» Given problem
Your task is to copy each line that has the word "Poglądy".

» Exercise inputs
************

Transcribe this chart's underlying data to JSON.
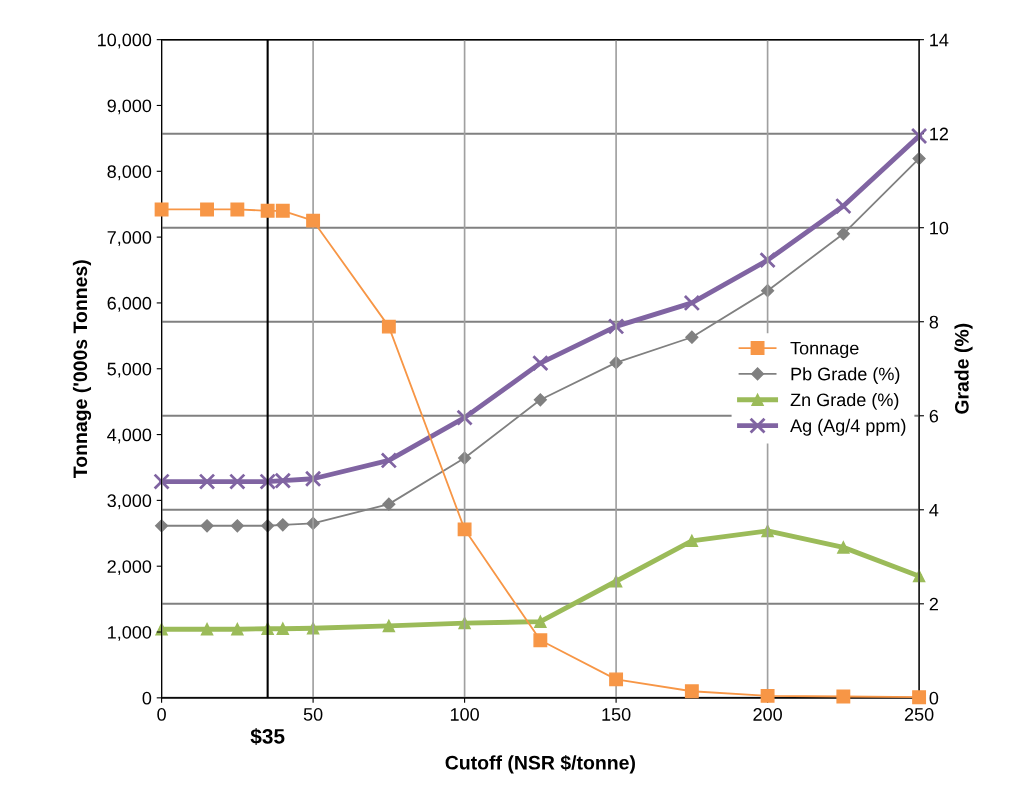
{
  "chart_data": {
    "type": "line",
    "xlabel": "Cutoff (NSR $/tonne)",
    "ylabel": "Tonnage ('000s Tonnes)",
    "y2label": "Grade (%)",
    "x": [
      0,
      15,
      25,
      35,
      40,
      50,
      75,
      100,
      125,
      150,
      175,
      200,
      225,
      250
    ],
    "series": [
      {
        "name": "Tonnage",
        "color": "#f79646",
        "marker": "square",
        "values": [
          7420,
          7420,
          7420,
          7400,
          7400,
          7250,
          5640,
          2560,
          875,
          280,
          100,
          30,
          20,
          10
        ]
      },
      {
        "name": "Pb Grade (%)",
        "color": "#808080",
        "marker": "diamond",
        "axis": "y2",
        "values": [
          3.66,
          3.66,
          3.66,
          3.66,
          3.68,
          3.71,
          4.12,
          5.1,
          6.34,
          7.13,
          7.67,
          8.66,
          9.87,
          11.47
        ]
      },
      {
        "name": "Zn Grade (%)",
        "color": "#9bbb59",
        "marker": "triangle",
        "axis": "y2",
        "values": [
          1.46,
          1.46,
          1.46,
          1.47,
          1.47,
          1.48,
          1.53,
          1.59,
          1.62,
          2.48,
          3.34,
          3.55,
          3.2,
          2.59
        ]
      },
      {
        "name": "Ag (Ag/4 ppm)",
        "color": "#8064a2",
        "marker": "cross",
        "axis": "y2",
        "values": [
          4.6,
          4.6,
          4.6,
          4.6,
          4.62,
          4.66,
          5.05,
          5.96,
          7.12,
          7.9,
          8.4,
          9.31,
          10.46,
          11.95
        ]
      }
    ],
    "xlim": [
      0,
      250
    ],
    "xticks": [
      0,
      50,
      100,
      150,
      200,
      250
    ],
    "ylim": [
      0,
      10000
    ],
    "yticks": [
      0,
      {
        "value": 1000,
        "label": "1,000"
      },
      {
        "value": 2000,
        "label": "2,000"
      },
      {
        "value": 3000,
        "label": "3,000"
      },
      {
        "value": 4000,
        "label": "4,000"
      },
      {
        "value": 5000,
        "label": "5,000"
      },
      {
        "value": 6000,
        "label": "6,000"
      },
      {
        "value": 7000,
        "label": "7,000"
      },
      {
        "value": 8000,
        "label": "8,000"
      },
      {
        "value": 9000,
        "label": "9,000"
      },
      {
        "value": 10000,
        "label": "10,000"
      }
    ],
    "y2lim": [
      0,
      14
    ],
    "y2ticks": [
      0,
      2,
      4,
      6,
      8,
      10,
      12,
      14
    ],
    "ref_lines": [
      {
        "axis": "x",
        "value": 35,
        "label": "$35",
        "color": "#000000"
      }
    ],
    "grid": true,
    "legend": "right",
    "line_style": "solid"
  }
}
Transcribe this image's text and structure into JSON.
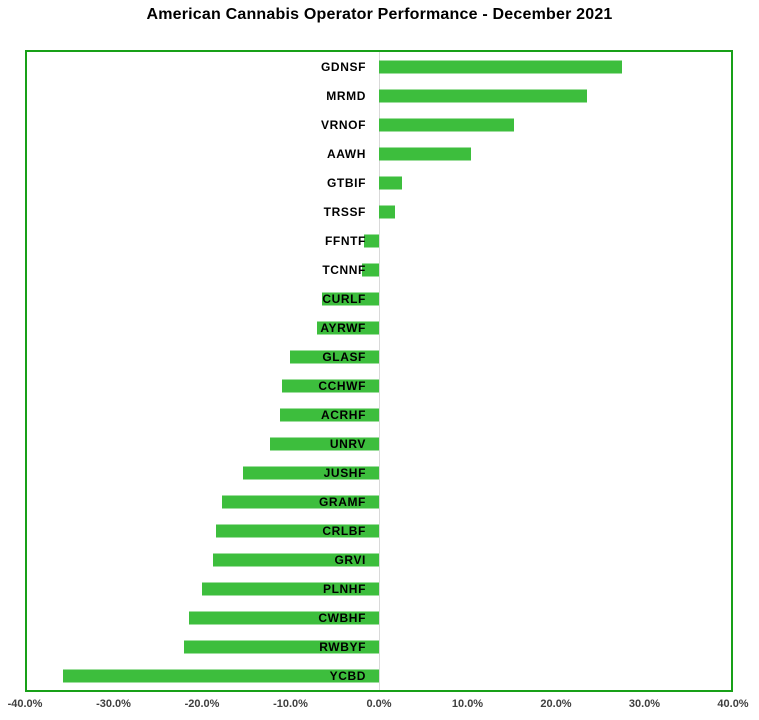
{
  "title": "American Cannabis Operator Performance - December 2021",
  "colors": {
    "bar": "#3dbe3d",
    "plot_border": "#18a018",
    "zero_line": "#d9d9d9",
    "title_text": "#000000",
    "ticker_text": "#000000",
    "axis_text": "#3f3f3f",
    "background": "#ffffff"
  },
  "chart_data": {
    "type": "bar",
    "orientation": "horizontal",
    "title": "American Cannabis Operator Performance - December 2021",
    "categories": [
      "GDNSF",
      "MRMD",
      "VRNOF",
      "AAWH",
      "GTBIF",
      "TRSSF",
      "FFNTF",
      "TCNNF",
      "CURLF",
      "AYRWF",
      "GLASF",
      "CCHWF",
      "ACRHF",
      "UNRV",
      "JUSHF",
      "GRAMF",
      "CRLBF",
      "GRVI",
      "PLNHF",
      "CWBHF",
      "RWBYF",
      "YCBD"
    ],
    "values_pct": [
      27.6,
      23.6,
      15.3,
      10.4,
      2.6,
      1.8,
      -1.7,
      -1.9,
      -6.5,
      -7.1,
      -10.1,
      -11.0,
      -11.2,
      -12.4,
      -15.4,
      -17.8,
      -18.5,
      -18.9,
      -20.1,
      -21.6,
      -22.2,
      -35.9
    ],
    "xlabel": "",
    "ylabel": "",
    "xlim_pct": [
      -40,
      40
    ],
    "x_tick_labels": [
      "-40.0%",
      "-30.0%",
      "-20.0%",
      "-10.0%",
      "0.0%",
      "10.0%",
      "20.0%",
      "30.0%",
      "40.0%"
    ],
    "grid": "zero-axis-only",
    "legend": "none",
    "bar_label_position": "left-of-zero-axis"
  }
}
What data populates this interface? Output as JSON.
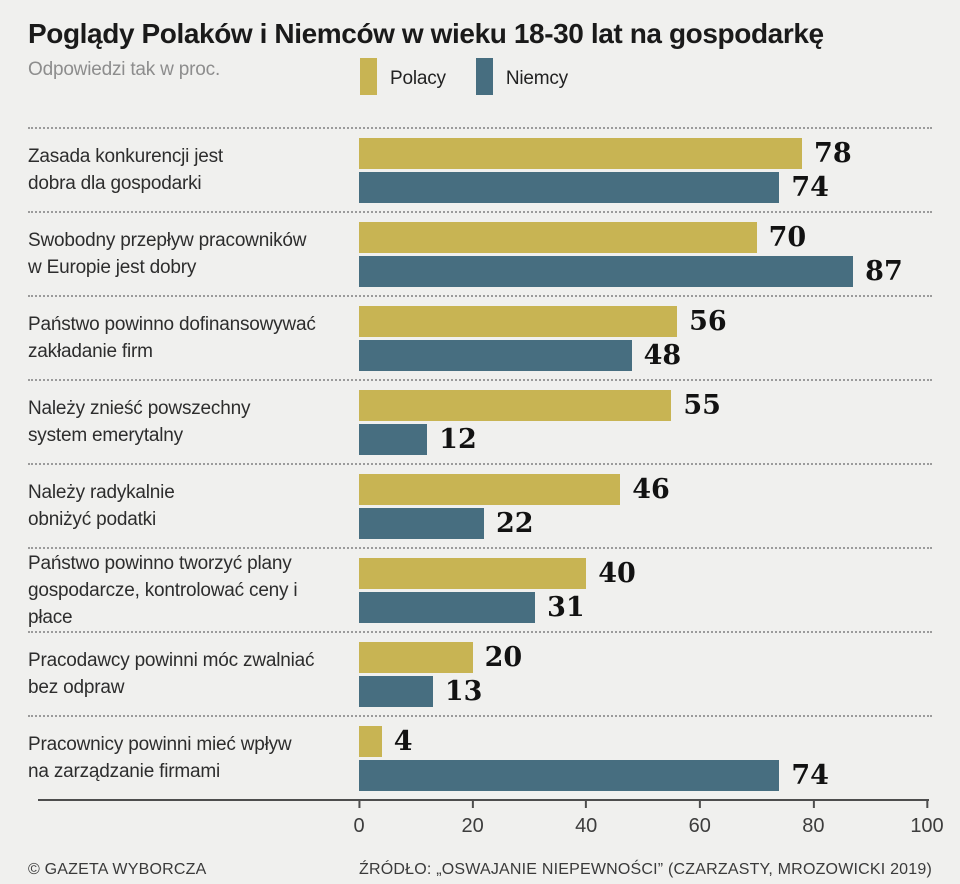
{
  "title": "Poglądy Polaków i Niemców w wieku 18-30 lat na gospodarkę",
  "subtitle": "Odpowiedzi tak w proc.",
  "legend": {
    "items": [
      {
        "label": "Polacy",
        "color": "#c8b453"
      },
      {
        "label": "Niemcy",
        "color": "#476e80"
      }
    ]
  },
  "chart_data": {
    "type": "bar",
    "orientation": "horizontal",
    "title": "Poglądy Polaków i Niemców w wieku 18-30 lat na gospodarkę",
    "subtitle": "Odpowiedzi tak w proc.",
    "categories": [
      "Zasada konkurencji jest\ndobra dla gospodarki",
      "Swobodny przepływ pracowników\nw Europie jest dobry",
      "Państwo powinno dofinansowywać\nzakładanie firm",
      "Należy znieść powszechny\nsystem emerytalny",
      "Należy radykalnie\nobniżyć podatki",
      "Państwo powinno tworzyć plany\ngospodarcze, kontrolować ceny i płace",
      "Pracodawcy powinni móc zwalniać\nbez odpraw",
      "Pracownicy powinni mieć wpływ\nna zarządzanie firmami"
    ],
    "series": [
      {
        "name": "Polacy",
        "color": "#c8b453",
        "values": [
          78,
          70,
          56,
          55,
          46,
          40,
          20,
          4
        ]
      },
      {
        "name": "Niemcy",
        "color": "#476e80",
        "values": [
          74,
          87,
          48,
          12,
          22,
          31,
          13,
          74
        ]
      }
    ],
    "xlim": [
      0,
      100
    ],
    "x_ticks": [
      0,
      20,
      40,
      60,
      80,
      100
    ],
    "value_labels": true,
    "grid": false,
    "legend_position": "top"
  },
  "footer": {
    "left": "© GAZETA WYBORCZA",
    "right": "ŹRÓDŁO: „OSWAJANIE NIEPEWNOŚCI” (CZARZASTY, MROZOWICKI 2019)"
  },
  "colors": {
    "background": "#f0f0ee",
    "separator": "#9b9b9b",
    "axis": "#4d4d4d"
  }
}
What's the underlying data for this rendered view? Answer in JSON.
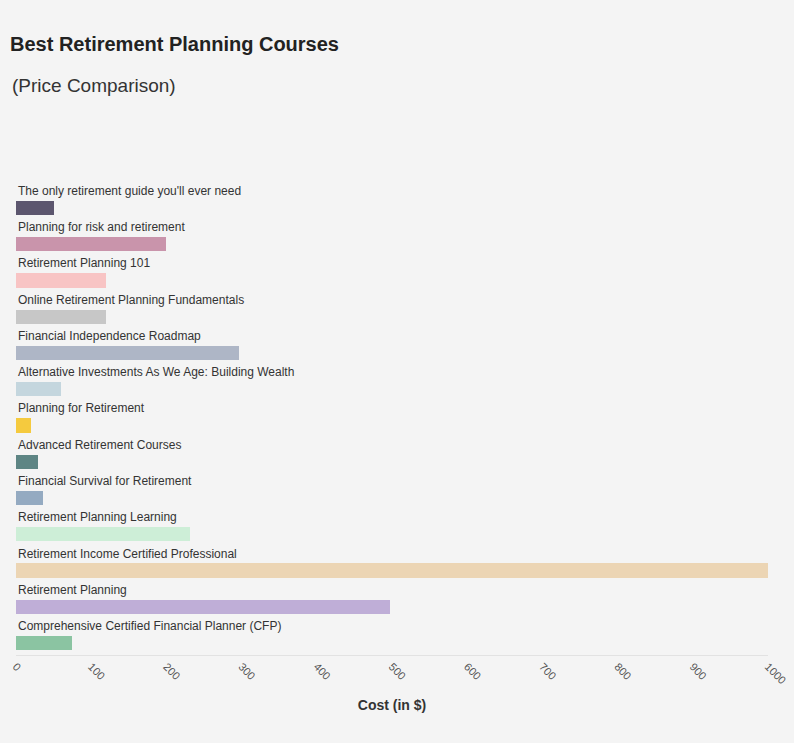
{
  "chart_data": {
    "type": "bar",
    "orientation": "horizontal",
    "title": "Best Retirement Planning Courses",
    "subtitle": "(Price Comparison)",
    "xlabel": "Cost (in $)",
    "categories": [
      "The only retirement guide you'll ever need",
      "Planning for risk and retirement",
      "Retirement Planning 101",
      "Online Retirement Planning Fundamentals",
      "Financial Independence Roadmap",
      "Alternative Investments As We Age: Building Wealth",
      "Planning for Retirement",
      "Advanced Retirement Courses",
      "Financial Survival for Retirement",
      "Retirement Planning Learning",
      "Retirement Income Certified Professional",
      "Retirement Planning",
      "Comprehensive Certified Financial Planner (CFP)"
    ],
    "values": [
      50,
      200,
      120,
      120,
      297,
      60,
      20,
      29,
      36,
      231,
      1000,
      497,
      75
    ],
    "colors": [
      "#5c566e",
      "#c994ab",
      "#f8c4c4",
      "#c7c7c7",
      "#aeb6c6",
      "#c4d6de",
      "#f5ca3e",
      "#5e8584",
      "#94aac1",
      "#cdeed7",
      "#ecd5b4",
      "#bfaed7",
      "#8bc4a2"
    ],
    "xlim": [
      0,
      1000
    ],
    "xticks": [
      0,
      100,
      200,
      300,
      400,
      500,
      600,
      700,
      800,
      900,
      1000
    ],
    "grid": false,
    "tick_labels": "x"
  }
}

************

» Expected answer
  "title": "Poglądy Polaków i Niemców w wieku 18-30 lat na gospodarkę",
    "title": "Poglądy Polaków i Niemców w wieku 18-30 lat na gospodarkę",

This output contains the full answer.